— Start of EXTRACTED MATERIAL —

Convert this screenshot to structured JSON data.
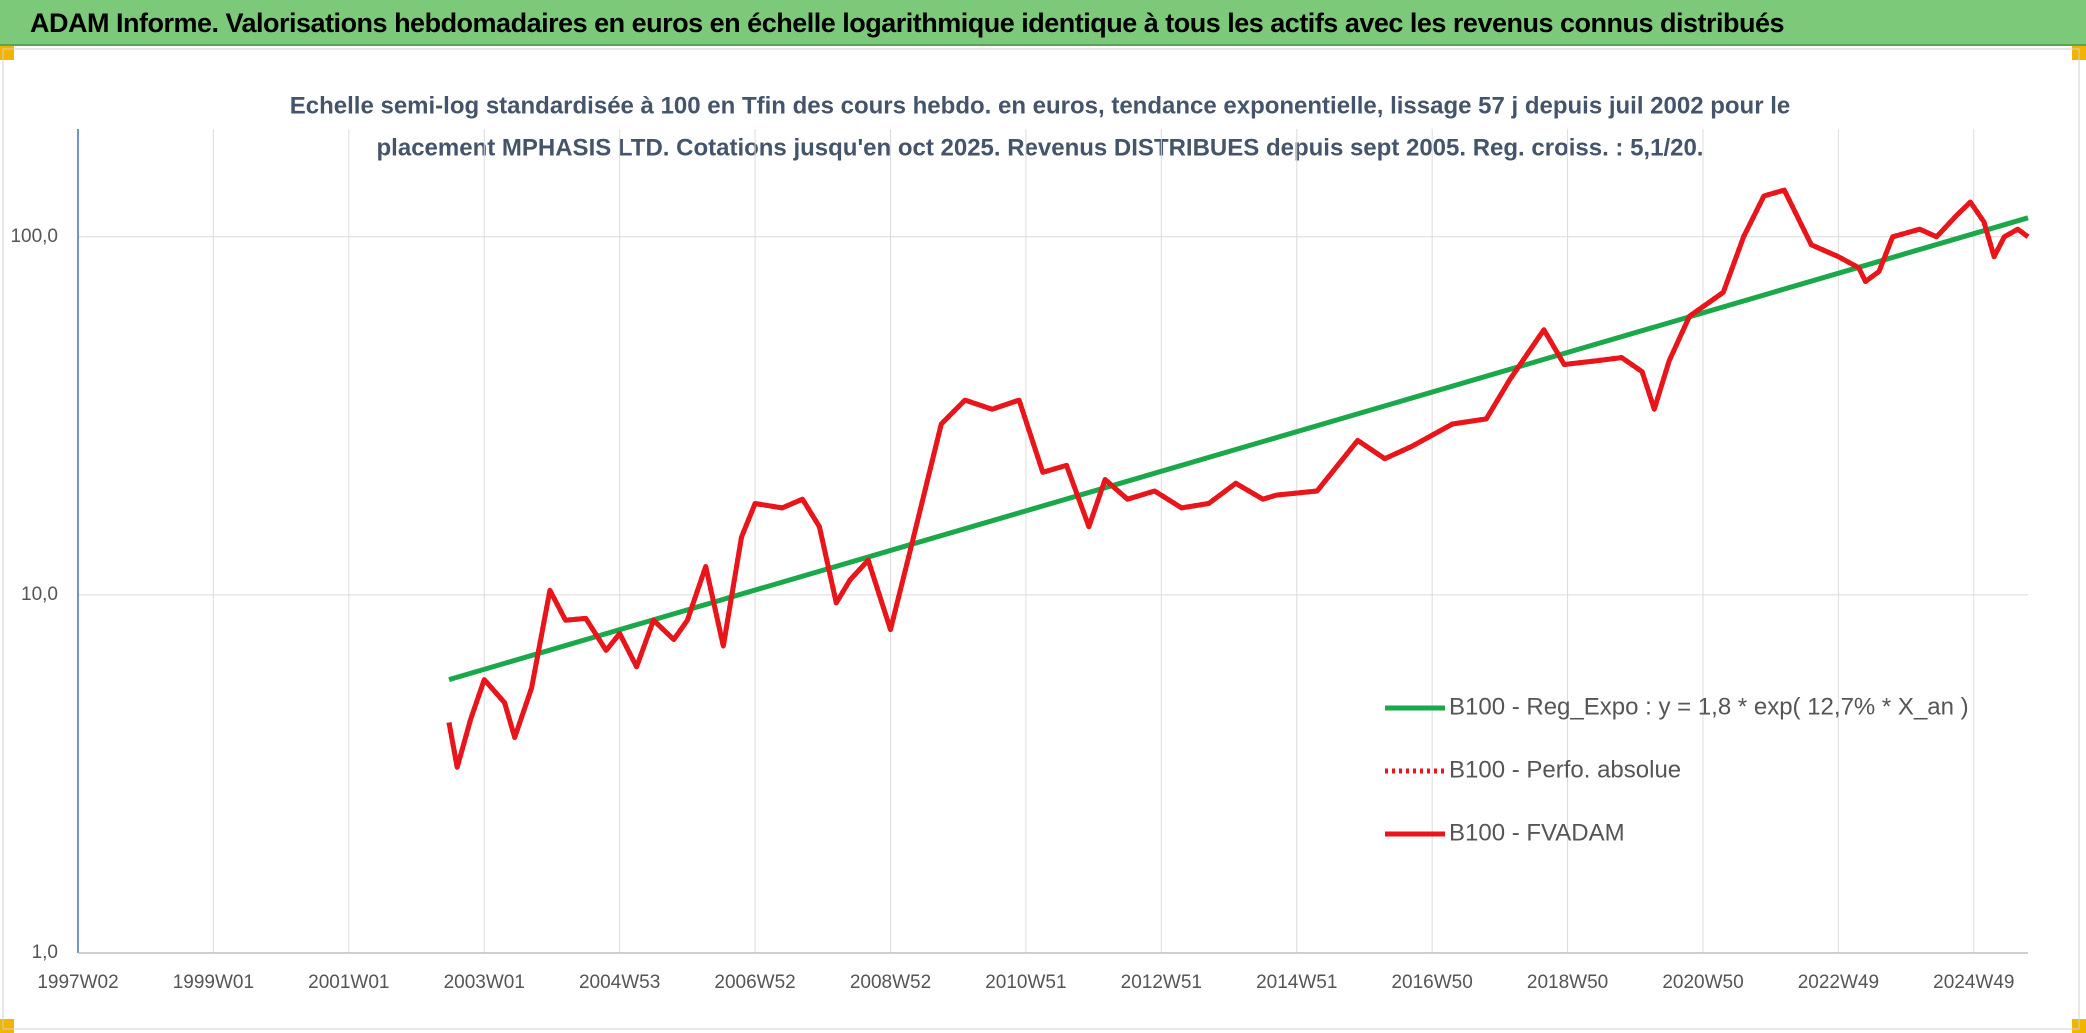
{
  "header": {
    "title": "ADAM Informe. Valorisations hebdomadaires en euros en échelle logarithmique identique à tous les actifs avec les revenus connus distribués"
  },
  "chart_data": {
    "type": "line",
    "subtitle": [
      "Echelle semi-log standardisée à 100 en Tfin des cours hebdo. en euros, tendance exponentielle, lissage 57 j depuis juil 2002 pour le",
      "placement MPHASIS LTD. Cotations jusqu'en oct 2025. Revenus DISTRIBUES depuis sept 2005. Reg. croiss. : 5,1/20."
    ],
    "log_scale": true,
    "grid": true,
    "legend": "lower right",
    "xlim": [
      1997,
      2025.8
    ],
    "ylim": [
      1,
      200
    ],
    "yticks": [
      {
        "value": 1,
        "label": "1,0"
      },
      {
        "value": 10,
        "label": "10,0"
      },
      {
        "value": 100,
        "label": "100,0"
      }
    ],
    "xticks": [
      {
        "value": 1997,
        "label": "1997W02"
      },
      {
        "value": 1999,
        "label": "1999W01"
      },
      {
        "value": 2001,
        "label": "2001W01"
      },
      {
        "value": 2003,
        "label": "2003W01"
      },
      {
        "value": 2005,
        "label": "2004W53"
      },
      {
        "value": 2007,
        "label": "2006W52"
      },
      {
        "value": 2009,
        "label": "2008W52"
      },
      {
        "value": 2011,
        "label": "2010W51"
      },
      {
        "value": 2013,
        "label": "2012W51"
      },
      {
        "value": 2015,
        "label": "2014W51"
      },
      {
        "value": 2017,
        "label": "2016W50"
      },
      {
        "value": 2019,
        "label": "2018W50"
      },
      {
        "value": 2021,
        "label": "2020W50"
      },
      {
        "value": 2023,
        "label": "2022W49"
      },
      {
        "value": 2025,
        "label": "2024W49"
      }
    ],
    "series": [
      {
        "name": "B100 - Reg_Expo : y = 1,8 * exp( 12,7% *  X_an )",
        "color": "#1aa84a",
        "style": "solid",
        "x": [
          2002.48,
          2025.8
        ],
        "values": [
          5.8,
          113
        ]
      },
      {
        "name": "B100 - Perfo. absolue",
        "color": "#e8151b",
        "style": "dotted",
        "x": [
          2002.48,
          2002.6,
          2002.8,
          2003.0,
          2003.3,
          2003.45,
          2003.7,
          2003.97,
          2004.2,
          2004.5,
          2004.8,
          2005.0,
          2005.25,
          2005.5,
          2005.8,
          2006.0,
          2006.27,
          2006.53,
          2006.8,
          2007.0,
          2007.4,
          2007.7,
          2007.95,
          2008.2,
          2008.4,
          2008.67,
          2009.0,
          2009.3,
          2009.75,
          2010.1,
          2010.5,
          2010.9,
          2011.25,
          2011.6,
          2011.93,
          2012.17,
          2012.5,
          2012.9,
          2013.3,
          2013.7,
          2014.1,
          2014.5,
          2014.7,
          2015.3,
          2015.9,
          2016.3,
          2016.7,
          2017.3,
          2017.8,
          2018.15,
          2018.65,
          2018.95,
          2019.4,
          2019.8,
          2020.1,
          2020.28,
          2020.5,
          2020.8,
          2021.3,
          2021.6,
          2021.9,
          2022.2,
          2022.6,
          2023.0,
          2023.3,
          2023.4,
          2023.6,
          2023.8,
          2024.2,
          2024.45,
          2024.75,
          2024.95,
          2025.15,
          2025.3,
          2025.45,
          2025.65,
          2025.8
        ],
        "values": [
          4.4,
          3.3,
          4.5,
          5.8,
          5.0,
          4.0,
          5.5,
          10.3,
          8.5,
          8.6,
          7.0,
          7.8,
          6.3,
          8.5,
          7.5,
          8.5,
          12.0,
          7.2,
          14.5,
          18.0,
          17.5,
          18.5,
          15.5,
          9.5,
          11.0,
          12.5,
          8.0,
          13.5,
          30.0,
          35.0,
          33.0,
          35.0,
          22.0,
          23.0,
          15.5,
          21.0,
          18.5,
          19.5,
          17.5,
          18.0,
          20.5,
          18.5,
          19.0,
          19.5,
          27.0,
          24.0,
          26.0,
          30.0,
          31.0,
          40.0,
          55.0,
          44.0,
          45.0,
          46.0,
          42.0,
          33.0,
          45.0,
          60.0,
          70.0,
          100.0,
          130.0,
          135.0,
          95.0,
          88.0,
          82.0,
          75.0,
          80.0,
          100.0,
          105.0,
          100.0,
          115.0,
          125.0,
          110.0,
          88.0,
          100.0,
          105.0,
          100.0
        ]
      },
      {
        "name": "B100 - FVADAM",
        "color": "#e8151b",
        "style": "solid",
        "x": [
          2002.48,
          2002.6,
          2002.8,
          2003.0,
          2003.3,
          2003.45,
          2003.7,
          2003.97,
          2004.2,
          2004.5,
          2004.8,
          2005.0,
          2005.25,
          2005.5,
          2005.8,
          2006.0,
          2006.27,
          2006.53,
          2006.8,
          2007.0,
          2007.4,
          2007.7,
          2007.95,
          2008.2,
          2008.4,
          2008.67,
          2009.0,
          2009.3,
          2009.75,
          2010.1,
          2010.5,
          2010.9,
          2011.25,
          2011.6,
          2011.93,
          2012.17,
          2012.5,
          2012.9,
          2013.3,
          2013.7,
          2014.1,
          2014.5,
          2014.7,
          2015.3,
          2015.9,
          2016.3,
          2016.7,
          2017.3,
          2017.8,
          2018.15,
          2018.65,
          2018.95,
          2019.4,
          2019.8,
          2020.1,
          2020.28,
          2020.5,
          2020.8,
          2021.3,
          2021.6,
          2021.9,
          2022.2,
          2022.6,
          2023.0,
          2023.3,
          2023.4,
          2023.6,
          2023.8,
          2024.2,
          2024.45,
          2024.75,
          2024.95,
          2025.15,
          2025.3,
          2025.45,
          2025.65,
          2025.8
        ],
        "values": [
          4.4,
          3.3,
          4.5,
          5.8,
          5.0,
          4.0,
          5.5,
          10.3,
          8.5,
          8.6,
          7.0,
          7.8,
          6.3,
          8.5,
          7.5,
          8.5,
          12.0,
          7.2,
          14.5,
          18.0,
          17.5,
          18.5,
          15.5,
          9.5,
          11.0,
          12.5,
          8.0,
          13.5,
          30.0,
          35.0,
          33.0,
          35.0,
          22.0,
          23.0,
          15.5,
          21.0,
          18.5,
          19.5,
          17.5,
          18.0,
          20.5,
          18.5,
          19.0,
          19.5,
          27.0,
          24.0,
          26.0,
          30.0,
          31.0,
          40.0,
          55.0,
          44.0,
          45.0,
          46.0,
          42.0,
          33.0,
          45.0,
          60.0,
          70.0,
          100.0,
          130.0,
          135.0,
          95.0,
          88.0,
          82.0,
          75.0,
          80.0,
          100.0,
          105.0,
          100.0,
          115.0,
          125.0,
          110.0,
          88.0,
          100.0,
          105.0,
          100.0
        ]
      }
    ]
  }
}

— End of EXTRACTED MATERIAL —

• _EXERCISE REQUIREMENTS_
Show the lines of the records that include the string "depuis".

• _SOLUTION FOR THIS PROBLEM_
      "Echelle semi-log standardisée à 100 en Tfin des cours hebdo. en euros, tendance exponentielle, lissage 57 j depuis juil 2002 pour le",
      "placement MPHASIS LTD. Cotations jusqu'en oct 2025. Revenus DISTRIBUES depuis sept 2005. Reg. croiss. : 5,1/20."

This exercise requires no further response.